Task to complete: Could you output each line below precisely as it stands, without the images?
◆ ◆ ◆ ◆ ◆
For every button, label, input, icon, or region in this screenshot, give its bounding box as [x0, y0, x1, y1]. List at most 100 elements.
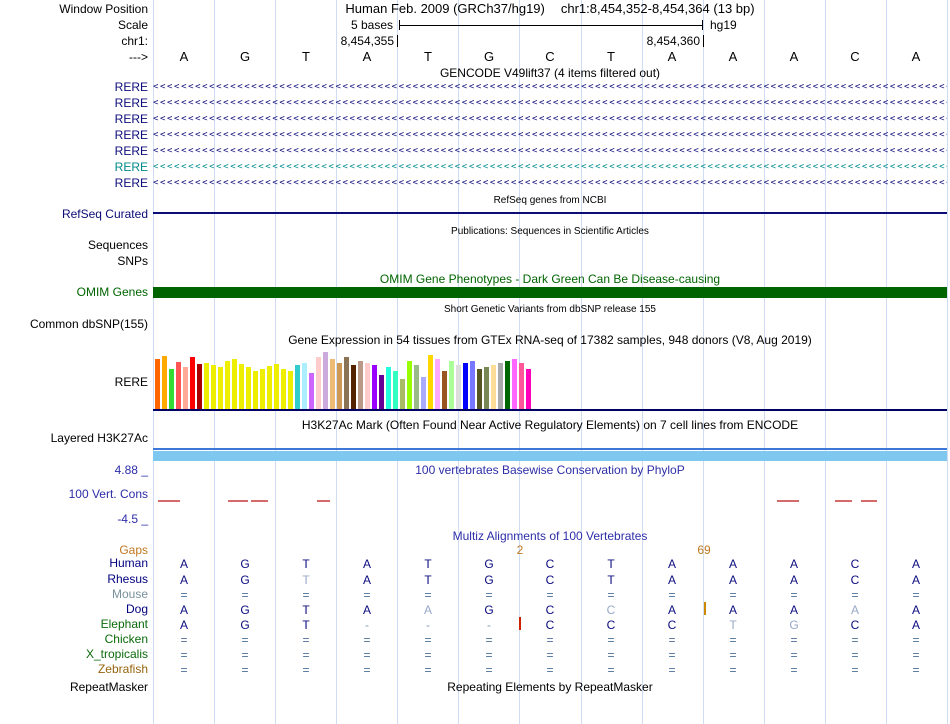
publications-sequences-label[interactable]: Sequences [0, 239, 148, 252]
gtex-bar[interactable] [442, 371, 447, 409]
gene-line-rere-2[interactable]: <<<<<<<<<<<<<<<<<<<<<<<<<<<<<<<<<<<<<<<<… [153, 97, 947, 110]
phylop-track-label[interactable]: 100 Vert. Cons [0, 488, 148, 501]
gtex-bar[interactable] [512, 359, 517, 409]
h3k27ac-signal-band[interactable] [153, 451, 947, 461]
repeatmasker-track-title[interactable]: Repeating Elements by RepeatMasker [153, 681, 947, 694]
gene-line-rere-5[interactable]: <<<<<<<<<<<<<<<<<<<<<<<<<<<<<<<<<<<<<<<<… [153, 145, 947, 158]
align-base: = [912, 588, 920, 602]
gtex-bar[interactable] [218, 367, 223, 409]
gtex-bar[interactable] [239, 364, 244, 409]
gtex-bar[interactable] [344, 357, 349, 409]
gene-label-rere-7[interactable]: RERE [0, 177, 148, 190]
gtex-bar[interactable] [267, 366, 272, 409]
align-base: = [485, 648, 493, 662]
gtex-bar[interactable] [197, 364, 202, 409]
gtex-bar[interactable] [337, 363, 342, 409]
h3k27ac-label[interactable]: Layered H3K27Ac [0, 432, 148, 445]
dbsnp-track-title[interactable]: Short Genetic Variants from dbSNP releas… [153, 304, 947, 315]
gtex-bar[interactable] [498, 363, 503, 409]
gtex-bar[interactable] [372, 365, 377, 409]
gtex-bar[interactable] [211, 365, 216, 409]
gene-line-rere-6[interactable]: <<<<<<<<<<<<<<<<<<<<<<<<<<<<<<<<<<<<<<<<… [153, 161, 947, 174]
gtex-bar[interactable] [288, 371, 293, 409]
gtex-bar[interactable] [449, 361, 454, 409]
gene-label-rere-4[interactable]: RERE [0, 129, 148, 142]
gtex-bar[interactable] [309, 373, 314, 409]
gtex-bar[interactable] [155, 359, 160, 409]
gtex-bar[interactable] [477, 369, 482, 409]
align-base: = [485, 588, 493, 602]
dbsnp-common-label[interactable]: Common dbSNP(155) [0, 318, 148, 331]
gene-label-rere-1[interactable]: RERE [0, 81, 148, 94]
publications-snps-label[interactable]: SNPs [0, 255, 148, 268]
gtex-bar[interactable] [526, 369, 531, 409]
gtex-bar[interactable] [470, 361, 475, 409]
gtex-bar[interactable] [505, 361, 510, 409]
gtex-bar[interactable] [484, 367, 489, 409]
align-base: A [911, 573, 921, 587]
gtex-bar[interactable] [176, 362, 181, 409]
multiz-track-title[interactable]: Multiz Alignments of 100 Vertebrates [153, 530, 947, 543]
gtex-bar[interactable] [253, 371, 258, 409]
gtex-gene-label[interactable]: RERE [0, 376, 148, 389]
gtex-bar[interactable] [246, 367, 251, 409]
gene-line-rere-1[interactable]: <<<<<<<<<<<<<<<<<<<<<<<<<<<<<<<<<<<<<<<<… [153, 81, 947, 94]
gene-label-rere-2[interactable]: RERE [0, 97, 148, 110]
refseq-gene-line[interactable] [153, 212, 947, 214]
gtex-bar[interactable] [351, 365, 356, 409]
gtex-bar[interactable] [463, 363, 468, 409]
repeatmasker-label[interactable]: RepeatMasker [0, 681, 148, 694]
h3k27ac-track-title[interactable]: H3K27Ac Mark (Often Found Near Active Re… [153, 419, 947, 432]
phylop-negative-dash [228, 500, 248, 502]
gtex-bar[interactable] [365, 363, 370, 409]
gtex-bar[interactable] [190, 357, 195, 409]
gtex-bar[interactable] [435, 359, 440, 409]
omim-genes-label[interactable]: OMIM Genes [0, 286, 148, 299]
gtex-bar[interactable] [260, 369, 265, 409]
refseq-curated-label[interactable]: RefSeq Curated [0, 208, 148, 221]
gene-label-rere-5[interactable]: RERE [0, 145, 148, 158]
gtex-bar[interactable] [379, 375, 384, 409]
gtex-bar[interactable] [330, 359, 335, 409]
gtex-bar[interactable] [386, 367, 391, 409]
gtex-bar[interactable] [316, 357, 321, 409]
gtex-bar[interactable] [281, 369, 286, 409]
gtex-bar[interactable] [407, 361, 412, 409]
gene-line-rere-3[interactable]: <<<<<<<<<<<<<<<<<<<<<<<<<<<<<<<<<<<<<<<<… [153, 113, 947, 126]
publications-track-title[interactable]: Publications: Sequences in Scientific Ar… [153, 226, 947, 237]
gtex-bar[interactable] [274, 364, 279, 409]
gtex-bar[interactable] [428, 355, 433, 409]
gene-line-rere-4[interactable]: <<<<<<<<<<<<<<<<<<<<<<<<<<<<<<<<<<<<<<<<… [153, 129, 947, 142]
gtex-bar[interactable] [302, 363, 307, 409]
gtex-bar[interactable] [323, 352, 328, 409]
gene-label-rere-6[interactable]: RERE [0, 161, 148, 174]
h3k27ac-signal-line[interactable] [153, 448, 947, 450]
refseq-track-title[interactable]: RefSeq genes from NCBI [153, 195, 947, 206]
gtex-bar[interactable] [204, 363, 209, 409]
gtex-bar[interactable] [491, 365, 496, 409]
gtex-bar[interactable] [295, 365, 300, 409]
omim-gene-bar[interactable] [153, 287, 947, 298]
gtex-bar[interactable] [358, 361, 363, 409]
gtex-bar[interactable] [456, 365, 461, 409]
gtex-bar[interactable] [162, 356, 167, 409]
gene-label-rere-3[interactable]: RERE [0, 113, 148, 126]
gtex-bar[interactable] [183, 367, 188, 409]
align-base: A [667, 557, 677, 571]
gtex-bar[interactable] [421, 377, 426, 409]
gtex-bar[interactable] [414, 365, 419, 409]
phylop-track-title[interactable]: 100 vertebrates Basewise Conservation by… [153, 464, 947, 477]
gencode-track-title[interactable]: GENCODE V49lift37 (4 items filtered out) [153, 67, 947, 80]
gtex-bar[interactable] [400, 379, 405, 409]
gtex-bars[interactable] [153, 351, 947, 409]
gtex-bar[interactable] [519, 363, 524, 409]
omim-track-title[interactable]: OMIM Gene Phenotypes - Dark Green Can Be… [153, 273, 947, 286]
gtex-track-title[interactable]: Gene Expression in 54 tissues from GTEx … [153, 334, 947, 347]
gene-line-rere-7[interactable]: <<<<<<<<<<<<<<<<<<<<<<<<<<<<<<<<<<<<<<<<… [153, 177, 947, 190]
gtex-bar[interactable] [393, 371, 398, 409]
align-base: A [911, 618, 921, 632]
gtex-bar[interactable] [232, 359, 237, 409]
gtex-bar[interactable] [225, 361, 230, 409]
gtex-bar[interactable] [169, 369, 174, 409]
align-base: = [851, 648, 859, 662]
◆ ◆ ◆ ◆ ◆
Completed task:
For every button, label, input, icon, or region in this screenshot, give its bounding box as [x0, y0, x1, y1]. List at most 100 elements.
publications-sequences-label[interactable]: Sequences [0, 239, 148, 252]
gtex-bar[interactable] [442, 371, 447, 409]
gene-line-rere-2[interactable]: <<<<<<<<<<<<<<<<<<<<<<<<<<<<<<<<<<<<<<<<… [153, 97, 947, 110]
phylop-track-label[interactable]: 100 Vert. Cons [0, 488, 148, 501]
gtex-bar[interactable] [512, 359, 517, 409]
h3k27ac-signal-band[interactable] [153, 451, 947, 461]
repeatmasker-track-title[interactable]: Repeating Elements by RepeatMasker [153, 681, 947, 694]
gene-line-rere-5[interactable]: <<<<<<<<<<<<<<<<<<<<<<<<<<<<<<<<<<<<<<<<… [153, 145, 947, 158]
align-base: = [912, 588, 920, 602]
gtex-bar[interactable] [218, 367, 223, 409]
gtex-bar[interactable] [239, 364, 244, 409]
gtex-bar[interactable] [344, 357, 349, 409]
gene-label-rere-7[interactable]: RERE [0, 177, 148, 190]
gtex-bar[interactable] [267, 366, 272, 409]
align-base: = [485, 648, 493, 662]
gtex-bar[interactable] [197, 364, 202, 409]
gtex-bar[interactable] [337, 363, 342, 409]
h3k27ac-label[interactable]: Layered H3K27Ac [0, 432, 148, 445]
dbsnp-track-title[interactable]: Short Genetic Variants from dbSNP releas… [153, 304, 947, 315]
gtex-bar[interactable] [498, 363, 503, 409]
gtex-bar[interactable] [372, 365, 377, 409]
gtex-bar[interactable] [211, 365, 216, 409]
gene-line-rere-6[interactable]: <<<<<<<<<<<<<<<<<<<<<<<<<<<<<<<<<<<<<<<<… [153, 161, 947, 174]
gtex-bar[interactable] [288, 371, 293, 409]
gtex-bar[interactable] [449, 361, 454, 409]
gene-label-rere-4[interactable]: RERE [0, 129, 148, 142]
gtex-bar[interactable] [309, 373, 314, 409]
gtex-bar[interactable] [155, 359, 160, 409]
gtex-bar[interactable] [477, 369, 482, 409]
align-base: = [485, 588, 493, 602]
dbsnp-common-label[interactable]: Common dbSNP(155) [0, 318, 148, 331]
gene-label-rere-1[interactable]: RERE [0, 81, 148, 94]
publications-snps-label[interactable]: SNPs [0, 255, 148, 268]
gtex-bar[interactable] [526, 369, 531, 409]
gtex-bar[interactable] [470, 361, 475, 409]
gtex-bar[interactable] [505, 361, 510, 409]
gtex-bar[interactable] [484, 367, 489, 409]
align-base: A [911, 573, 921, 587]
gtex-bar[interactable] [176, 362, 181, 409]
multiz-track-title[interactable]: Multiz Alignments of 100 Vertebrates [153, 530, 947, 543]
gtex-bar[interactable] [253, 371, 258, 409]
gtex-gene-label[interactable]: RERE [0, 376, 148, 389]
gtex-bar[interactable] [246, 367, 251, 409]
gene-line-rere-1[interactable]: <<<<<<<<<<<<<<<<<<<<<<<<<<<<<<<<<<<<<<<<… [153, 81, 947, 94]
gene-label-rere-2[interactable]: RERE [0, 97, 148, 110]
refseq-gene-line[interactable] [153, 212, 947, 214]
gtex-bar[interactable] [351, 365, 356, 409]
gtex-bar[interactable] [463, 363, 468, 409]
repeatmasker-label[interactable]: RepeatMasker [0, 681, 148, 694]
h3k27ac-track-title[interactable]: H3K27Ac Mark (Often Found Near Active Re… [153, 419, 947, 432]
phylop-negative-dash [228, 500, 248, 502]
gtex-bar[interactable] [365, 363, 370, 409]
gtex-bar[interactable] [190, 357, 195, 409]
gtex-bar[interactable] [435, 359, 440, 409]
omim-genes-label[interactable]: OMIM Genes [0, 286, 148, 299]
gtex-bar[interactable] [260, 369, 265, 409]
refseq-curated-label[interactable]: RefSeq Curated [0, 208, 148, 221]
gene-label-rere-5[interactable]: RERE [0, 145, 148, 158]
gtex-bar[interactable] [379, 375, 384, 409]
gtex-bar[interactable] [330, 359, 335, 409]
gtex-bar[interactable] [386, 367, 391, 409]
gtex-bar[interactable] [316, 357, 321, 409]
gtex-bar[interactable] [281, 369, 286, 409]
gtex-bar[interactable] [407, 361, 412, 409]
gene-line-rere-3[interactable]: <<<<<<<<<<<<<<<<<<<<<<<<<<<<<<<<<<<<<<<<… [153, 113, 947, 126]
publications-track-title[interactable]: Publications: Sequences in Scientific Ar… [153, 226, 947, 237]
gtex-bar[interactable] [274, 364, 279, 409]
gtex-bar[interactable] [428, 355, 433, 409]
gene-line-rere-4[interactable]: <<<<<<<<<<<<<<<<<<<<<<<<<<<<<<<<<<<<<<<<… [153, 129, 947, 142]
gtex-bar[interactable] [302, 363, 307, 409]
gtex-bar[interactable] [323, 352, 328, 409]
gene-label-rere-6[interactable]: RERE [0, 161, 148, 174]
h3k27ac-signal-line[interactable] [153, 448, 947, 450]
refseq-track-title[interactable]: RefSeq genes from NCBI [153, 195, 947, 206]
gtex-bar[interactable] [204, 363, 209, 409]
gtex-bar[interactable] [491, 365, 496, 409]
gtex-bar[interactable] [295, 365, 300, 409]
omim-gene-bar[interactable] [153, 287, 947, 298]
gtex-bar[interactable] [358, 361, 363, 409]
gtex-bar[interactable] [456, 365, 461, 409]
gtex-bar[interactable] [162, 356, 167, 409]
gene-label-rere-3[interactable]: RERE [0, 113, 148, 126]
gtex-bar[interactable] [183, 367, 188, 409]
align-base: A [667, 557, 677, 571]
gtex-bar[interactable] [421, 377, 426, 409]
gtex-bar[interactable] [414, 365, 419, 409]
phylop-track-title[interactable]: 100 vertebrates Basewise Conservation by… [153, 464, 947, 477]
gencode-track-title[interactable]: GENCODE V49lift37 (4 items filtered out) [153, 67, 947, 80]
gtex-bar[interactable] [400, 379, 405, 409]
gtex-bars[interactable] [153, 351, 947, 409]
gtex-bar[interactable] [519, 363, 524, 409]
omim-track-title[interactable]: OMIM Gene Phenotypes - Dark Green Can Be… [153, 273, 947, 286]
gtex-track-title[interactable]: Gene Expression in 54 tissues from GTEx … [153, 334, 947, 347]
gene-line-rere-7[interactable]: <<<<<<<<<<<<<<<<<<<<<<<<<<<<<<<<<<<<<<<<… [153, 177, 947, 190]
gtex-bar[interactable] [393, 371, 398, 409]
align-base: A [911, 618, 921, 632]
gtex-bar[interactable] [232, 359, 237, 409]
gtex-bar[interactable] [225, 361, 230, 409]
gtex-bar[interactable] [169, 369, 174, 409]
align-base: = [851, 648, 859, 662]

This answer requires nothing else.